- [What to produce]: Please print every record below exactly as it appears.

- [Dataset records]:
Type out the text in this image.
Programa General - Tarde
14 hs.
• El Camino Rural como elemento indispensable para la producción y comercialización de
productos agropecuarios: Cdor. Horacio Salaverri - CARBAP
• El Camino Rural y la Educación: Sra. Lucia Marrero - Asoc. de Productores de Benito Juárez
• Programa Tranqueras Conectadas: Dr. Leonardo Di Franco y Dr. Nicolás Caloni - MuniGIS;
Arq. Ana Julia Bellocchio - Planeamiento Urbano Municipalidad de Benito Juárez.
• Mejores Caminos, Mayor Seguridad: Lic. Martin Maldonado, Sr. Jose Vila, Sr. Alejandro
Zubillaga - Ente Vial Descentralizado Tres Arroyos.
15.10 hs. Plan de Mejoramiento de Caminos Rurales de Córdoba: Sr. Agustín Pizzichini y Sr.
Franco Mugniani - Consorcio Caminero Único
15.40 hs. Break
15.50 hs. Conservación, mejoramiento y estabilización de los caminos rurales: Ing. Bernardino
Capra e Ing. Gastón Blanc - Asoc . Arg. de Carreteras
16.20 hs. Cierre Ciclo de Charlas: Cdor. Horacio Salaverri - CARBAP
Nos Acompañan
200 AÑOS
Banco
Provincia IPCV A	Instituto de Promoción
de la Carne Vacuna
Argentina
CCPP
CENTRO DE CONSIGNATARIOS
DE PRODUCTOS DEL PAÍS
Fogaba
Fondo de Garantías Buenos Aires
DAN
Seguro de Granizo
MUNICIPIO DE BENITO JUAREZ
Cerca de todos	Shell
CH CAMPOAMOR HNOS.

- [Task result]:
Type out the text in this image.
Programa General - Tarde
14 hs.
• El Camino Rural como elemento indispensable para la producción y comercialización de
productos agropecuarios: Cdor. Horacio Salaverri - CARBAP
• El Camino Rural y la Educación: Sra. Lucia Marrero - Asoc. de Productores de Benito Juárez
• Programa Tranqueras Conectadas: Dr. Leonardo Di Franco y Dr. Nicolás Caloni - MuniGIS;
Arq. Ana Julia Bellocchio - Planeamiento Urbano Municipalidad de Benito Juárez.
• Mejores Caminos, Mayor Seguridad: Lic. Martin Maldonado, Sr. Jose Vila, Sr. Alejandro
Zubillaga - Ente Vial Descentralizado Tres Arroyos.
15.10 hs. Plan de Mejoramiento de Caminos Rurales de Córdoba: Sr. Agustín Pizzichini y Sr.
Franco Mugniani - Consorcio Caminero Único
15.40 hs. Break
15.50 hs. Conservación, mejoramiento y estabilización de los caminos rurales: Ing. Bernardino
Capra e Ing. Gastón Blanc - Asoc . Arg. de Carreteras
16.20 hs. Cierre Ciclo de Charlas: Cdor. Horacio Salaverri - CARBAP
Nos Acompañan
200 AÑOS
Banco
Provincia IPCV A	Instituto de Promoción
de la Carne Vacuna
Argentina
CCPP
CENTRO DE CONSIGNATARIOS
DE PRODUCTOS DEL PAÍS
Fogaba
Fondo de Garantías Buenos Aires
DAN
Seguro de Granizo
MUNICIPIO DE BENITO JUAREZ
Cerca de todos	Shell
CH CAMPOAMOR HNOS.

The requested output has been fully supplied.